Short task:
Write out each line beneath this one exactly as it reads.

Extracted entries:
###

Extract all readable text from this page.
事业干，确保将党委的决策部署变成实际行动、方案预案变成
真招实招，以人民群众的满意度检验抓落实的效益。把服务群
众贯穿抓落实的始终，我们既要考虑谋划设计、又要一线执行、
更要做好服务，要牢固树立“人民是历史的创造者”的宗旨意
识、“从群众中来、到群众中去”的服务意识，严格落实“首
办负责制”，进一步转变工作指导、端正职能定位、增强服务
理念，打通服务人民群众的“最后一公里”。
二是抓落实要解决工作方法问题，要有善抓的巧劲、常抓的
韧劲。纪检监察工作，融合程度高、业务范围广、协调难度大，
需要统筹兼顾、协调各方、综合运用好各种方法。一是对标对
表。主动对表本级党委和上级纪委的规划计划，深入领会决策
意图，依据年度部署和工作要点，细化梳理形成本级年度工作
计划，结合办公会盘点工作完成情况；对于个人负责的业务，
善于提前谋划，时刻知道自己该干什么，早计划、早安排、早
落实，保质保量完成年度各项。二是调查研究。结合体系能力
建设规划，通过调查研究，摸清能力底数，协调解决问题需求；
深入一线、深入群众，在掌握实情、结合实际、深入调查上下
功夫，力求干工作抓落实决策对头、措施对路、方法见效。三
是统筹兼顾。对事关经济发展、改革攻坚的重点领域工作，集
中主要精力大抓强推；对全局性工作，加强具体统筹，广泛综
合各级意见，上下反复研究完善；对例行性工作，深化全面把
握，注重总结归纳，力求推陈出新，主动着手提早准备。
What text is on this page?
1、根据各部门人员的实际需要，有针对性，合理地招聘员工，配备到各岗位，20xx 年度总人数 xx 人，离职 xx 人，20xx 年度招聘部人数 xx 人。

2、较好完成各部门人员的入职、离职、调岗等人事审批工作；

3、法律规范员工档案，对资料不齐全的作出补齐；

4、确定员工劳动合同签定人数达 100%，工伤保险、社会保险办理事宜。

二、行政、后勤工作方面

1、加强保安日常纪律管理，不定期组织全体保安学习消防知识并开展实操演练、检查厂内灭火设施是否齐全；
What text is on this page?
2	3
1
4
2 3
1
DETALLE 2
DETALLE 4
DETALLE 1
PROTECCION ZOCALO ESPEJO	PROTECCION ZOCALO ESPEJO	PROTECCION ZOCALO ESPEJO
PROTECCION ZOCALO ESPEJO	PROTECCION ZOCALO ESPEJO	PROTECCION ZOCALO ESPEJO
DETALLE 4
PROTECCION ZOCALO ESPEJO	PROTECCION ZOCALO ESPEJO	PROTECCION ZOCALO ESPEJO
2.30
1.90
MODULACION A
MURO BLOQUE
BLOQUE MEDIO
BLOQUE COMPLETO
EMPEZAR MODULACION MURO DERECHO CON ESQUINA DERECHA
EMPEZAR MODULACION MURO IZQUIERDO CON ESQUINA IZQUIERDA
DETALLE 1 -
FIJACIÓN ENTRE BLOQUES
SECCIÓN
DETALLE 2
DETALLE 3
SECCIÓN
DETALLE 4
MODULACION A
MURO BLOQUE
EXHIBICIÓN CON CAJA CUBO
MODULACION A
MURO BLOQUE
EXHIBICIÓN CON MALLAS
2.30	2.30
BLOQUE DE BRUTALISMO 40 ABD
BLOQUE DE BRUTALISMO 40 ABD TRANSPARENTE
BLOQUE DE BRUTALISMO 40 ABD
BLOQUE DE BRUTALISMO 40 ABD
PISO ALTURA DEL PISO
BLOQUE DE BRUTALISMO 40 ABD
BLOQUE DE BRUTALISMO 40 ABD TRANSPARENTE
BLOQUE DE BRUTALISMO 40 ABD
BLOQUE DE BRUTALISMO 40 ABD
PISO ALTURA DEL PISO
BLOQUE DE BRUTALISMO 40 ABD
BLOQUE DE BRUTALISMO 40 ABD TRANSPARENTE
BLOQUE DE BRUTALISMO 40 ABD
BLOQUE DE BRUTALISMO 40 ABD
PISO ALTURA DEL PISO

###

Output for this task:
Extract all readable text from this page.
事业干，确保将党委的决策部署变成实际行动、方案预案变成
真招实招，以人民群众的满意度检验抓落实的效益。把服务群
众贯穿抓落实的始终，我们既要考虑谋划设计、又要一线执行、
更要做好服务，要牢固树立“人民是历史的创造者”的宗旨意
识、“从群众中来、到群众中去”的服务意识，严格落实“首
办负责制”，进一步转变工作指导、端正职能定位、增强服务
理念，打通服务人民群众的“最后一公里”。
二是抓落实要解决工作方法问题，要有善抓的巧劲、常抓的
韧劲。纪检监察工作，融合程度高、业务范围广、协调难度大，
需要统筹兼顾、协调各方、综合运用好各种方法。一是对标对
表。主动对表本级党委和上级纪委的规划计划，深入领会决策
意图，依据年度部署和工作要点，细化梳理形成本级年度工作
计划，结合办公会盘点工作完成情况；对于个人负责的业务，
善于提前谋划，时刻知道自己该干什么，早计划、早安排、早
落实，保质保量完成年度各项。二是调查研究。结合体系能力
建设规划，通过调查研究，摸清能力底数，协调解决问题需求；
深入一线、深入群众，在掌握实情、结合实际、深入调查上下
功夫，力求干工作抓落实决策对头、措施对路、方法见效。三
是统筹兼顾。对事关经济发展、改革攻坚的重点领域工作，集
中主要精力大抓强推；对全局性工作，加强具体统筹，广泛综
合各级意见，上下反复研究完善；对例行性工作，深化全面把
握，注重总结归纳，力求推陈出新，主动着手提早准备。
What text is on this page?
1、根据各部门人员的实际需要，有针对性，合理地招聘员工，配备到各岗位，20xx 年度总人数 xx 人，离职 xx 人，20xx 年度招聘部人数 xx 人。

2、较好完成各部门人员的入职、离职、调岗等人事审批工作；

3、法律规范员工档案，对资料不齐全的作出补齐；

4、确定员工劳动合同签定人数达 100%，工伤保险、社会保险办理事宜。

二、行政、后勤工作方面

1、加强保安日常纪律管理，不定期组织全体保安学习消防知识并开展实操演练、检查厂内灭火设施是否齐全；
What text is on this page?
2	3
1
4
2 3
1
DETALLE 2
DETALLE 4
DETALLE 1
PROTECCION ZOCALO ESPEJO	PROTECCION ZOCALO ESPEJO	PROTECCION ZOCALO ESPEJO
PROTECCION ZOCALO ESPEJO	PROTECCION ZOCALO ESPEJO	PROTECCION ZOCALO ESPEJO
DETALLE 4
PROTECCION ZOCALO ESPEJO	PROTECCION ZOCALO ESPEJO	PROTECCION ZOCALO ESPEJO
2.30
1.90
MODULACION A
MURO BLOQUE
BLOQUE MEDIO
BLOQUE COMPLETO
EMPEZAR MODULACION MURO DERECHO CON ESQUINA DERECHA
EMPEZAR MODULACION MURO IZQUIERDO CON ESQUINA IZQUIERDA
DETALLE 1 -
FIJACIÓN ENTRE BLOQUES
SECCIÓN
DETALLE 2
DETALLE 3
SECCIÓN
DETALLE 4
MODULACION A
MURO BLOQUE
EXHIBICIÓN CON CAJA CUBO
MODULACION A
MURO BLOQUE
EXHIBICIÓN CON MALLAS
2.30	2.30
BLOQUE DE BRUTALISMO 40 ABD
BLOQUE DE BRUTALISMO 40 ABD TRANSPARENTE
BLOQUE DE BRUTALISMO 40 ABD
BLOQUE DE BRUTALISMO 40 ABD
PISO ALTURA DEL PISO
BLOQUE DE BRUTALISMO 40 ABD
BLOQUE DE BRUTALISMO 40 ABD TRANSPARENTE
BLOQUE DE BRUTALISMO 40 ABD
BLOQUE DE BRUTALISMO 40 ABD
PISO ALTURA DEL PISO
BLOQUE DE BRUTALISMO 40 ABD
BLOQUE DE BRUTALISMO 40 ABD TRANSPARENTE
BLOQUE DE BRUTALISMO 40 ABD
BLOQUE DE BRUTALISMO 40 ABD
PISO ALTURA DEL PISO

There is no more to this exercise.